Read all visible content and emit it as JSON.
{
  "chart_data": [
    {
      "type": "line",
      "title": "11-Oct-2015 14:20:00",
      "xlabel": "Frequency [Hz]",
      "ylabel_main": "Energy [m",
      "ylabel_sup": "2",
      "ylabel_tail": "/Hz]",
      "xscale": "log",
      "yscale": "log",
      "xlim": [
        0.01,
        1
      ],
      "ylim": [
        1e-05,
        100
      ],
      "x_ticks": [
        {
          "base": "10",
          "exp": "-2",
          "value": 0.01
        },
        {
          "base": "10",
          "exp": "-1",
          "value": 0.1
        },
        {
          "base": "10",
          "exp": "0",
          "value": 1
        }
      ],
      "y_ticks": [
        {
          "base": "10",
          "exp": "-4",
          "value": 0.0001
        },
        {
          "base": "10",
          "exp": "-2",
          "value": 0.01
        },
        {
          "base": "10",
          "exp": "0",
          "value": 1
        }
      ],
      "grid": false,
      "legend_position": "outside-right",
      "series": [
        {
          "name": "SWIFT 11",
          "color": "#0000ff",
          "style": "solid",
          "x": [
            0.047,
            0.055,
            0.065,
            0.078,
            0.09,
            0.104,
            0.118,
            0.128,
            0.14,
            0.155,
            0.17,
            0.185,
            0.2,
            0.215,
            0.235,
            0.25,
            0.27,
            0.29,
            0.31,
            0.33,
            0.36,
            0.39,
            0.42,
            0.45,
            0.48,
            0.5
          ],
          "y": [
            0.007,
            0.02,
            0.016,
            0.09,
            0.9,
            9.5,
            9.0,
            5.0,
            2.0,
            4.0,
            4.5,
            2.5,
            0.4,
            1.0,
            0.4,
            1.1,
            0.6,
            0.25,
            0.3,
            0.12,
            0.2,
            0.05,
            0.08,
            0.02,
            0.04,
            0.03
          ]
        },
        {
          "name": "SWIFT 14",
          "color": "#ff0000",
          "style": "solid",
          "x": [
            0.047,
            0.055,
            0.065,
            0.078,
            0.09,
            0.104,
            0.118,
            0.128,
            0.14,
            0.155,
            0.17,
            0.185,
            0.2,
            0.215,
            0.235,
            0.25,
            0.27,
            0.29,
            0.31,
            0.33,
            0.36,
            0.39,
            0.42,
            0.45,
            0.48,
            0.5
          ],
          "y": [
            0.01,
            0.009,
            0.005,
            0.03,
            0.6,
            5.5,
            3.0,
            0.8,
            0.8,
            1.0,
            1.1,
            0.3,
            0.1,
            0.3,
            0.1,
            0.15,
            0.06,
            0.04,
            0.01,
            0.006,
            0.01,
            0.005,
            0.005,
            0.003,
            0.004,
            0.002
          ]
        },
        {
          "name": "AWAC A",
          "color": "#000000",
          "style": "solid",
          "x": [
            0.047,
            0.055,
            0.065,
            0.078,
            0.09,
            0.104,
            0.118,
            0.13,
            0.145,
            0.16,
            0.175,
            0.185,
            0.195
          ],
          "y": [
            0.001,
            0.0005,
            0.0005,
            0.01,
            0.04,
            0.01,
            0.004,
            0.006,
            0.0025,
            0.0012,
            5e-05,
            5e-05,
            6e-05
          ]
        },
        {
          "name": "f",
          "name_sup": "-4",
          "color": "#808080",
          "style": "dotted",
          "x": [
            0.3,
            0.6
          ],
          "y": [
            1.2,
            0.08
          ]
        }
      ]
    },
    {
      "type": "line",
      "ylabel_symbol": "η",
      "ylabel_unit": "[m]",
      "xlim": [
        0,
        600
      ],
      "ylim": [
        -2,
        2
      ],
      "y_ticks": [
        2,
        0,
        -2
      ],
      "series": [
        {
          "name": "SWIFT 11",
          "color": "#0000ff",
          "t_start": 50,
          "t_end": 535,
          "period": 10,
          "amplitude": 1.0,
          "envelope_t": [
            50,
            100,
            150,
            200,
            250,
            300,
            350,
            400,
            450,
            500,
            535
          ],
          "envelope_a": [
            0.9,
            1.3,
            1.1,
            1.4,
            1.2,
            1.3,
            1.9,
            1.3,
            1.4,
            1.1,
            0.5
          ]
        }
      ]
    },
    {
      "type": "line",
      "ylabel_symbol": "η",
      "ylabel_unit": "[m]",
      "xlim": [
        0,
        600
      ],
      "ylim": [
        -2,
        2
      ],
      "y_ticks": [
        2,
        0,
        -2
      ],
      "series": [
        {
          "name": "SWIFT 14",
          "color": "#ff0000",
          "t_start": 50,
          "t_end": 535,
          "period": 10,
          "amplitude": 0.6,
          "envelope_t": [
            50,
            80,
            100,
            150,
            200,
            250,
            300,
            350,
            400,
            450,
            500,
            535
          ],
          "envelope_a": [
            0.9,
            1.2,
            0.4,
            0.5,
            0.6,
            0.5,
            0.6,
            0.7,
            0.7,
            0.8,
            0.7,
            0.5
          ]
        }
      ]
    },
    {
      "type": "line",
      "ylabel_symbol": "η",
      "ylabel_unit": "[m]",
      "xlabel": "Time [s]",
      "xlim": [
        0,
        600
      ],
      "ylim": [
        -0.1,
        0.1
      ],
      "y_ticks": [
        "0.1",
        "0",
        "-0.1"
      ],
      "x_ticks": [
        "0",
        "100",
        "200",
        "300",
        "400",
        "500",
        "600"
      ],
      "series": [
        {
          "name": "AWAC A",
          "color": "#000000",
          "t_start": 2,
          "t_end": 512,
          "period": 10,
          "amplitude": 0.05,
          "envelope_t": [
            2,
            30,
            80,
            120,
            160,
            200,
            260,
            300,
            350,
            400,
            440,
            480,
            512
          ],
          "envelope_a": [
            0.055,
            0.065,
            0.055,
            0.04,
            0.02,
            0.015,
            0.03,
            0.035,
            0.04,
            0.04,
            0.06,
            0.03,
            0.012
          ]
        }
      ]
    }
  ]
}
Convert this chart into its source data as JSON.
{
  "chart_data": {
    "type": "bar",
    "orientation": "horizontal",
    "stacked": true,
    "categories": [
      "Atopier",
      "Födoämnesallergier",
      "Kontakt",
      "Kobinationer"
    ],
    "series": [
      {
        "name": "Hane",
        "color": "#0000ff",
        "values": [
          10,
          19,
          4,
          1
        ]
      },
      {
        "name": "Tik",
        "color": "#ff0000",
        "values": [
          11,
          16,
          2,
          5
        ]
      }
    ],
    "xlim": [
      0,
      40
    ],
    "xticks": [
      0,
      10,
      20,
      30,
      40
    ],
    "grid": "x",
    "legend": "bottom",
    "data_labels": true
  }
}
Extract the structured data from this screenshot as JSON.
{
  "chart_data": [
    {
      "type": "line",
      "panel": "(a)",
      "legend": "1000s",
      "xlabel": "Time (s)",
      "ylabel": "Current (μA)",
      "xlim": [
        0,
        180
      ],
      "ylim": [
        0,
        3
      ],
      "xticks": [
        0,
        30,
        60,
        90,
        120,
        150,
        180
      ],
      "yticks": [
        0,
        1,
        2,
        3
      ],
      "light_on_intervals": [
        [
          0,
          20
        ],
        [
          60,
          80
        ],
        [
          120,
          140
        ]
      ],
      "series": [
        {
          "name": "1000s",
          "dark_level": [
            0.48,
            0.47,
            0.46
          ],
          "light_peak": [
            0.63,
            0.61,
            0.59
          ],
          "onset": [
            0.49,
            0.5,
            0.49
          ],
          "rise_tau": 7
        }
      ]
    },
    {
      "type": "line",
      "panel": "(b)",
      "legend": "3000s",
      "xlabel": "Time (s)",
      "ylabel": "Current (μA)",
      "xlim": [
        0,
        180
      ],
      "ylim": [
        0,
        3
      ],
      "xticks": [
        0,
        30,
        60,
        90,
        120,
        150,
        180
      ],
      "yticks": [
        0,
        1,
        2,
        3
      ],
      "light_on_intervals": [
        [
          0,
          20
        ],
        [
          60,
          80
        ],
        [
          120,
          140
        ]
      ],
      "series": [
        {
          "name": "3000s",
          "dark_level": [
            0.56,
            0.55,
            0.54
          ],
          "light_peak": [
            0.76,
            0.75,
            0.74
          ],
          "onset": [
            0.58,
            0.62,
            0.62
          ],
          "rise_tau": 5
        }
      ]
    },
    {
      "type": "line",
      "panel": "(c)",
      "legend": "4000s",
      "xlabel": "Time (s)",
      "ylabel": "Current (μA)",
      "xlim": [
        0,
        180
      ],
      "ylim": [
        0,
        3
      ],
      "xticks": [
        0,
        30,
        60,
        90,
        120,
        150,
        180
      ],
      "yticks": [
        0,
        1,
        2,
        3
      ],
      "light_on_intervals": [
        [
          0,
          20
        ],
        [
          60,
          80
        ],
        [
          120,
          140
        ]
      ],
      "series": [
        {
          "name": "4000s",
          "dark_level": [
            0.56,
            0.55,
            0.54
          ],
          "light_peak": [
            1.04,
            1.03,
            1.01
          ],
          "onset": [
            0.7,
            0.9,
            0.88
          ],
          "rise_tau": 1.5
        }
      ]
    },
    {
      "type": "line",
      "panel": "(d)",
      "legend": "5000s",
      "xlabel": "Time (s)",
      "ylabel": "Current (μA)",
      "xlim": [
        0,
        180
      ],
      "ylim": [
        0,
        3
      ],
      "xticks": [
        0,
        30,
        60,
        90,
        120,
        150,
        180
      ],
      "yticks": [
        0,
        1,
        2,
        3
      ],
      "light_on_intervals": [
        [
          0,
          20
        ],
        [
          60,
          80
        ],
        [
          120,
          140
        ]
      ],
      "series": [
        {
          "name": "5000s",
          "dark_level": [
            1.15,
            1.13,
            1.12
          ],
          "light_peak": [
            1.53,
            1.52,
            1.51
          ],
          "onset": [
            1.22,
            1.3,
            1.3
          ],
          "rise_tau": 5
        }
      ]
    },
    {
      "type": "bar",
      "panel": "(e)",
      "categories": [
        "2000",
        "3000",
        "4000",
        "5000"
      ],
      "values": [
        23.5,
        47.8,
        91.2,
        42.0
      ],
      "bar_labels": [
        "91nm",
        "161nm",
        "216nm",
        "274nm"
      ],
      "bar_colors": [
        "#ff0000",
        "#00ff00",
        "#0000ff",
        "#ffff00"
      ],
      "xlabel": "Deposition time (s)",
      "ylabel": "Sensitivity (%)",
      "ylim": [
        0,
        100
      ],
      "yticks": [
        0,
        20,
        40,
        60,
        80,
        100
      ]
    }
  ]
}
++++
### The request
Scan the records above for the string "JSON", then report every line that contains it.

### Task response
Read all visible content and emit it as JSON.
Convert this chart into its source data as JSON.
Extract the structured data from this screenshot as JSON.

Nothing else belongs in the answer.